- [DIRECTIONS FOR THIS TASK]: Reproduce, without alteration, every line of the data; exclude the images.

Start of RECORDS TO USE

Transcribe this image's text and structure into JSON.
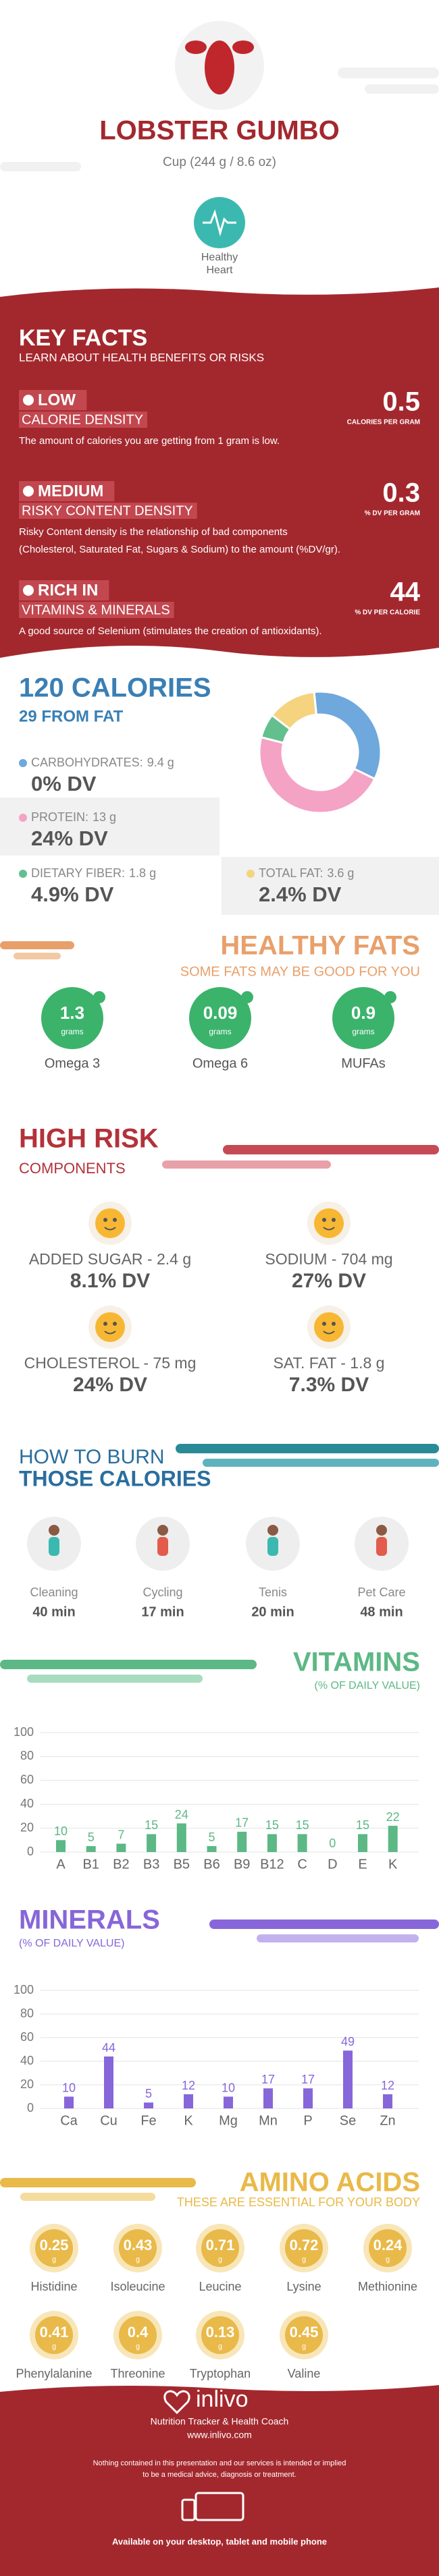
{
  "header": {
    "title": "LOBSTER GUMBO",
    "serving": "Cup (244 g / 8.6 oz)",
    "badge": [
      "Healthy",
      "Heart"
    ]
  },
  "key_facts": {
    "title": "KEY FACTS",
    "subtitle": "LEARN ABOUT HEALTH BENEFITS OR RISKS",
    "items": [
      {
        "level": "LOW",
        "label": "CALORIE DENSITY",
        "value": 0.5,
        "unit": "CALORIES PER GRAM",
        "description": [
          "The amount of calories you are getting from 1 gram is low."
        ]
      },
      {
        "level": "MEDIUM",
        "label": "RISKY CONTENT DENSITY",
        "value": 0.3,
        "unit": "% DV PER GRAM",
        "description": [
          "Risky Content density is the relationship of bad components",
          "(Cholesterol, Saturated Fat, Sugars & Sodium) to the amount (%DV/gr)."
        ]
      },
      {
        "level": "RICH IN",
        "label": "VITAMINS & MINERALS",
        "value": 44,
        "unit": "% DV PER CALORIE",
        "description": [
          "A good source of Selenium (stimulates the creation of antioxidants)."
        ]
      }
    ]
  },
  "calories": {
    "title": "120 CALORIES",
    "subtitle": "29 FROM FAT",
    "nutrients": [
      {
        "name": "CARBOHYDRATES:",
        "amount": 9.4,
        "unit": "g",
        "dv": "0% DV",
        "color": "#6fa8dc"
      },
      {
        "name": "PROTEIN:",
        "amount": 13,
        "unit": "g",
        "dv": "24% DV",
        "color": "#f4a3c4"
      },
      {
        "name": "DIETARY FIBER:",
        "amount": 1.8,
        "unit": "g",
        "dv": "4.9% DV",
        "color": "#63c08e"
      },
      {
        "name": "TOTAL FAT:",
        "amount": 3.6,
        "unit": "g",
        "dv": "2.4% DV",
        "color": "#f6d37f"
      }
    ]
  },
  "healthy_fats": {
    "title": "HEALTHY FATS",
    "subtitle": "SOME FATS MAY BE GOOD FOR YOU",
    "items": [
      {
        "name": "Omega 3",
        "value": 1.3,
        "unit": "grams"
      },
      {
        "name": "Omega 6",
        "value": 0.09,
        "unit": "grams"
      },
      {
        "name": "MUFAs",
        "value": 0.9,
        "unit": "grams"
      }
    ]
  },
  "high_risk": {
    "title": "HIGH RISK",
    "subtitle": "COMPONENTS",
    "items": [
      {
        "label": "ADDED SUGAR - 2.4 g",
        "dv": "8.1% DV"
      },
      {
        "label": "SODIUM - 704 mg",
        "dv": "27% DV"
      },
      {
        "label": "CHOLESTEROL - 75 mg",
        "dv": "24% DV"
      },
      {
        "label": "SAT. FAT - 1.8 g",
        "dv": "7.3% DV"
      }
    ]
  },
  "burn": {
    "title": [
      "HOW TO BURN",
      "THOSE CALORIES"
    ],
    "activities": [
      {
        "name": "Cleaning",
        "time": "40 min"
      },
      {
        "name": "Cycling",
        "time": "17 min"
      },
      {
        "name": "Tenis",
        "time": "20 min"
      },
      {
        "name": "Pet Care",
        "time": "48 min"
      }
    ]
  },
  "vitamins": {
    "type": "bar",
    "title": "VITAMINS",
    "subtitle": "(% OF DAILY VALUE)",
    "categories": [
      "A",
      "B1",
      "B2",
      "B3",
      "B5",
      "B6",
      "B9",
      "B12",
      "C",
      "D",
      "E",
      "K"
    ],
    "values": [
      10,
      5,
      7,
      15,
      24,
      5,
      17,
      15,
      15,
      0,
      15,
      22
    ],
    "ylim": [
      0,
      100
    ],
    "yticks": [
      0,
      20,
      40,
      60,
      80,
      100
    ],
    "color": "#5cb885"
  },
  "minerals": {
    "type": "bar",
    "title": "MINERALS",
    "subtitle": "(% OF DAILY VALUE)",
    "categories": [
      "Ca",
      "Cu",
      "Fe",
      "K",
      "Mg",
      "Mn",
      "P",
      "Se",
      "Zn"
    ],
    "values": [
      10,
      44,
      5,
      12,
      10,
      17,
      17,
      49,
      12
    ],
    "ylim": [
      0,
      100
    ],
    "yticks": [
      0,
      20,
      40,
      60,
      80,
      100
    ],
    "color": "#8766d9"
  },
  "amino_acids": {
    "title": "AMINO ACIDS",
    "subtitle": "THESE ARE ESSENTIAL FOR YOUR BODY",
    "unit": "g",
    "items": [
      {
        "name": "Histidine",
        "value": 0.25
      },
      {
        "name": "Isoleucine",
        "value": 0.43
      },
      {
        "name": "Leucine",
        "value": 0.71
      },
      {
        "name": "Lysine",
        "value": 0.72
      },
      {
        "name": "Methionine",
        "value": 0.24
      },
      {
        "name": "Phenylalanine",
        "value": 0.41
      },
      {
        "name": "Threonine",
        "value": 0.4
      },
      {
        "name": "Tryptophan",
        "value": 0.13
      },
      {
        "name": "Valine",
        "value": 0.45
      }
    ]
  },
  "footer": {
    "brand": "inlivo",
    "tagline": "Nutrition Tracker & Health Coach",
    "url": "www.inlivo.com",
    "disclaimer": [
      "Nothing contained in this presentation and our services is intended or implied",
      "to be a medical advice, diagnosis or treatment."
    ],
    "availability": "Available on your desktop, tablet and mobile phone"
  }
}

End of RECORDS TO USE

- [YOUR RESPONSE]:
Transcribe this image's text and structure into JSON.
{
  "header": {
    "title": "LOBSTER GUMBO",
    "serving": "Cup (244 g / 8.6 oz)",
    "badge": [
      "Healthy",
      "Heart"
    ]
  },
  "key_facts": {
    "title": "KEY FACTS",
    "subtitle": "LEARN ABOUT HEALTH BENEFITS OR RISKS",
    "items": [
      {
        "level": "LOW",
        "label": "CALORIE DENSITY",
        "value": 0.5,
        "unit": "CALORIES PER GRAM",
        "description": [
          "The amount of calories you are getting from 1 gram is low."
        ]
      },
      {
        "level": "MEDIUM",
        "label": "RISKY CONTENT DENSITY",
        "value": 0.3,
        "unit": "% DV PER GRAM",
        "description": [
          "Risky Content density is the relationship of bad components",
          "(Cholesterol, Saturated Fat, Sugars & Sodium) to the amount (%DV/gr)."
        ]
      },
      {
        "level": "RICH IN",
        "label": "VITAMINS & MINERALS",
        "value": 44,
        "unit": "% DV PER CALORIE",
        "description": [
          "A good source of Selenium (stimulates the creation of antioxidants)."
        ]
      }
    ]
  },
  "calories": {
    "title": "120 CALORIES",
    "subtitle": "29 FROM FAT",
    "nutrients": [
      {
        "name": "CARBOHYDRATES:",
        "amount": 9.4,
        "unit": "g",
        "dv": "0% DV",
        "color": "#6fa8dc"
      },
      {
        "name": "PROTEIN:",
        "amount": 13,
        "unit": "g",
        "dv": "24% DV",
        "color": "#f4a3c4"
      },
      {
        "name": "DIETARY FIBER:",
        "amount": 1.8,
        "unit": "g",
        "dv": "4.9% DV",
        "color": "#63c08e"
      },
      {
        "name": "TOTAL FAT:",
        "amount": 3.6,
        "unit": "g",
        "dv": "2.4% DV",
        "color": "#f6d37f"
      }
    ]
  },
  "healthy_fats": {
    "title": "HEALTHY FATS",
    "subtitle": "SOME FATS MAY BE GOOD FOR YOU",
    "items": [
      {
        "name": "Omega 3",
        "value": 1.3,
        "unit": "grams"
      },
      {
        "name": "Omega 6",
        "value": 0.09,
        "unit": "grams"
      },
      {
        "name": "MUFAs",
        "value": 0.9,
        "unit": "grams"
      }
    ]
  },
  "high_risk": {
    "title": "HIGH RISK",
    "subtitle": "COMPONENTS",
    "items": [
      {
        "label": "ADDED SUGAR - 2.4 g",
        "dv": "8.1% DV"
      },
      {
        "label": "SODIUM - 704 mg",
        "dv": "27% DV"
      },
      {
        "label": "CHOLESTEROL - 75 mg",
        "dv": "24% DV"
      },
      {
        "label": "SAT. FAT - 1.8 g",
        "dv": "7.3% DV"
      }
    ]
  },
  "burn": {
    "title": [
      "HOW TO BURN",
      "THOSE CALORIES"
    ],
    "activities": [
      {
        "name": "Cleaning",
        "time": "40 min"
      },
      {
        "name": "Cycling",
        "time": "17 min"
      },
      {
        "name": "Tenis",
        "time": "20 min"
      },
      {
        "name": "Pet Care",
        "time": "48 min"
      }
    ]
  },
  "vitamins": {
    "type": "bar",
    "title": "VITAMINS",
    "subtitle": "(% OF DAILY VALUE)",
    "categories": [
      "A",
      "B1",
      "B2",
      "B3",
      "B5",
      "B6",
      "B9",
      "B12",
      "C",
      "D",
      "E",
      "K"
    ],
    "values": [
      10,
      5,
      7,
      15,
      24,
      5,
      17,
      15,
      15,
      0,
      15,
      22
    ],
    "ylim": [
      0,
      100
    ],
    "yticks": [
      0,
      20,
      40,
      60,
      80,
      100
    ],
    "color": "#5cb885"
  },
  "minerals": {
    "type": "bar",
    "title": "MINERALS",
    "subtitle": "(% OF DAILY VALUE)",
    "categories": [
      "Ca",
      "Cu",
      "Fe",
      "K",
      "Mg",
      "Mn",
      "P",
      "Se",
      "Zn"
    ],
    "values": [
      10,
      44,
      5,
      12,
      10,
      17,
      17,
      49,
      12
    ],
    "ylim": [
      0,
      100
    ],
    "yticks": [
      0,
      20,
      40,
      60,
      80,
      100
    ],
    "color": "#8766d9"
  },
  "amino_acids": {
    "title": "AMINO ACIDS",
    "subtitle": "THESE ARE ESSENTIAL FOR YOUR BODY",
    "unit": "g",
    "items": [
      {
        "name": "Histidine",
        "value": 0.25
      },
      {
        "name": "Isoleucine",
        "value": 0.43
      },
      {
        "name": "Leucine",
        "value": 0.71
      },
      {
        "name": "Lysine",
        "value": 0.72
      },
      {
        "name": "Methionine",
        "value": 0.24
      },
      {
        "name": "Phenylalanine",
        "value": 0.41
      },
      {
        "name": "Threonine",
        "value": 0.4
      },
      {
        "name": "Tryptophan",
        "value": 0.13
      },
      {
        "name": "Valine",
        "value": 0.45
      }
    ]
  },
  "footer": {
    "brand": "inlivo",
    "tagline": "Nutrition Tracker & Health Coach",
    "url": "www.inlivo.com",
    "disclaimer": [
      "Nothing contained in this presentation and our services is intended or implied",
      "to be a medical advice, diagnosis or treatment."
    ],
    "availability": "Available on your desktop, tablet and mobile phone"
  }
}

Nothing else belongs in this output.